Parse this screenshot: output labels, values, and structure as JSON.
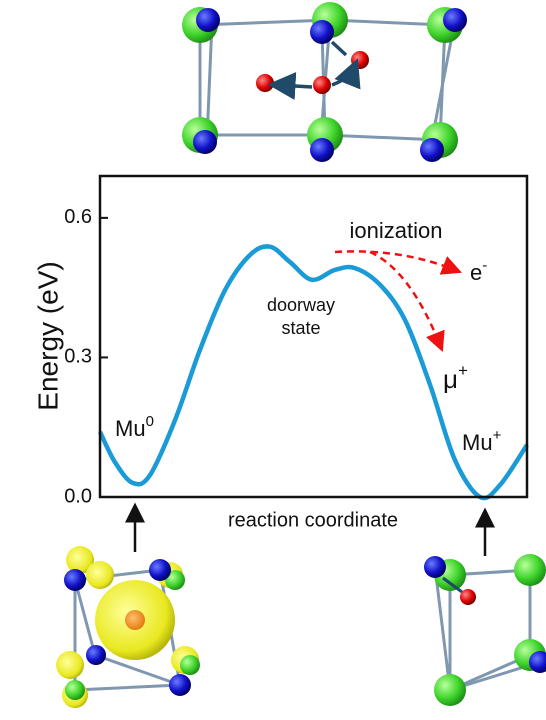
{
  "chart_data": {
    "type": "line",
    "ylabel": "Energy (eV)",
    "xlabel": "reaction coordinate",
    "x": [
      0,
      0.035,
      0.077,
      0.117,
      0.176,
      0.234,
      0.293,
      0.351,
      0.398,
      0.445,
      0.496,
      0.55,
      0.597,
      0.656,
      0.714,
      0.773,
      0.831,
      0.89,
      0.937,
      1.0
    ],
    "xlim": [
      0,
      1
    ],
    "series": [
      {
        "color": "#1a9bd7",
        "values": [
          0.14,
          0.075,
          0.03,
          0.047,
          0.166,
          0.316,
          0.445,
          0.52,
          0.538,
          0.505,
          0.467,
          0.488,
          0.492,
          0.456,
          0.381,
          0.241,
          0.08,
          0.0,
          0.026,
          0.112
        ]
      }
    ],
    "ylim": [
      0,
      0.69
    ],
    "yticks": [
      {
        "value": 0,
        "label": "0.0"
      },
      {
        "value": 0.3,
        "label": "0.3"
      },
      {
        "value": 0.6,
        "label": "0.6"
      }
    ],
    "annotations": {
      "mu0": {
        "text": "Mu",
        "sup": "0"
      },
      "muplus": {
        "text": "Mu",
        "sup": "+"
      },
      "muon": {
        "text": "μ",
        "sup": "+"
      },
      "electron": {
        "text": "e",
        "sup": "-"
      },
      "ionization": "ionization",
      "doorway": [
        "doorway",
        "state"
      ]
    }
  }
}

□ □ □ □ □

Only lines with the word "values" should be collected from the material.

Parse this screenshot: output labels, values, and structure as JSON.
        "values": [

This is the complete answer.